### WHAT YOU HAVE TO DO
Using the records below, report how many lines hold "Generate", with no extra text.

★ ★ ★

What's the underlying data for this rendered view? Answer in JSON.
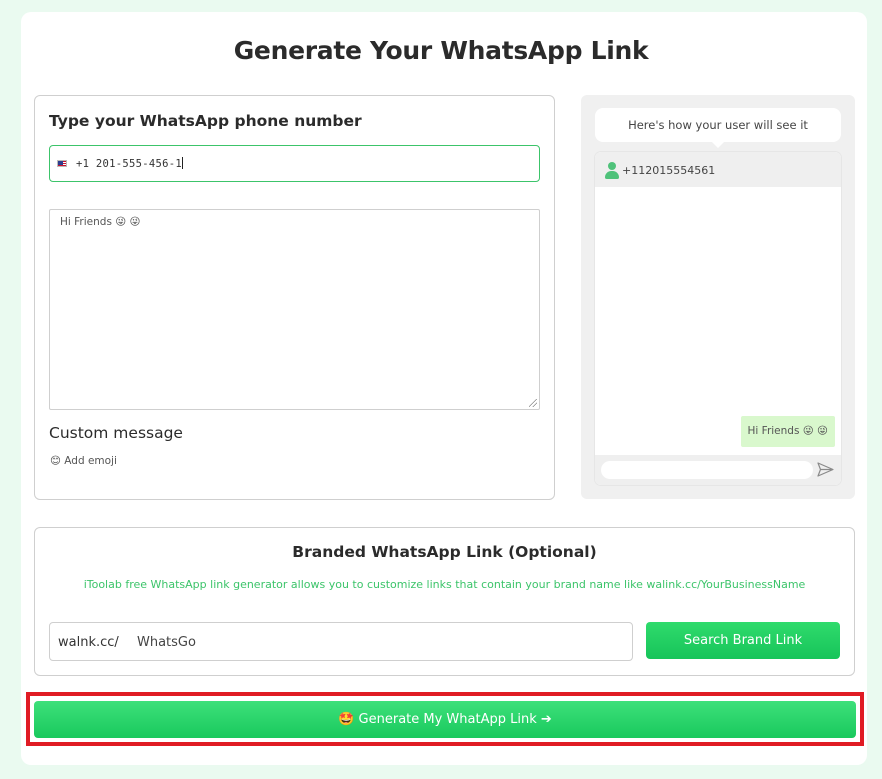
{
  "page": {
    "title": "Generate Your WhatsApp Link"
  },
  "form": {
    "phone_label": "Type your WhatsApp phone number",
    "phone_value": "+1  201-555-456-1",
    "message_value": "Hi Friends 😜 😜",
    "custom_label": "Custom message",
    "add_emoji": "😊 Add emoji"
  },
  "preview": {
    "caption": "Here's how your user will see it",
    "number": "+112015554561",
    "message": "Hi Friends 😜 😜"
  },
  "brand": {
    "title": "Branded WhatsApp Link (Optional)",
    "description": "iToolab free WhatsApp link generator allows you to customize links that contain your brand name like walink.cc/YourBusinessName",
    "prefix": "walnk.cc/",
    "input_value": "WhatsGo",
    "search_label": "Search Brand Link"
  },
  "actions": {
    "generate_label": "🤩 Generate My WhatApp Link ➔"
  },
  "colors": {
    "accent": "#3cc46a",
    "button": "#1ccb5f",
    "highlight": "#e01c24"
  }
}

★ ★ ★

### TASK SOLUTION
2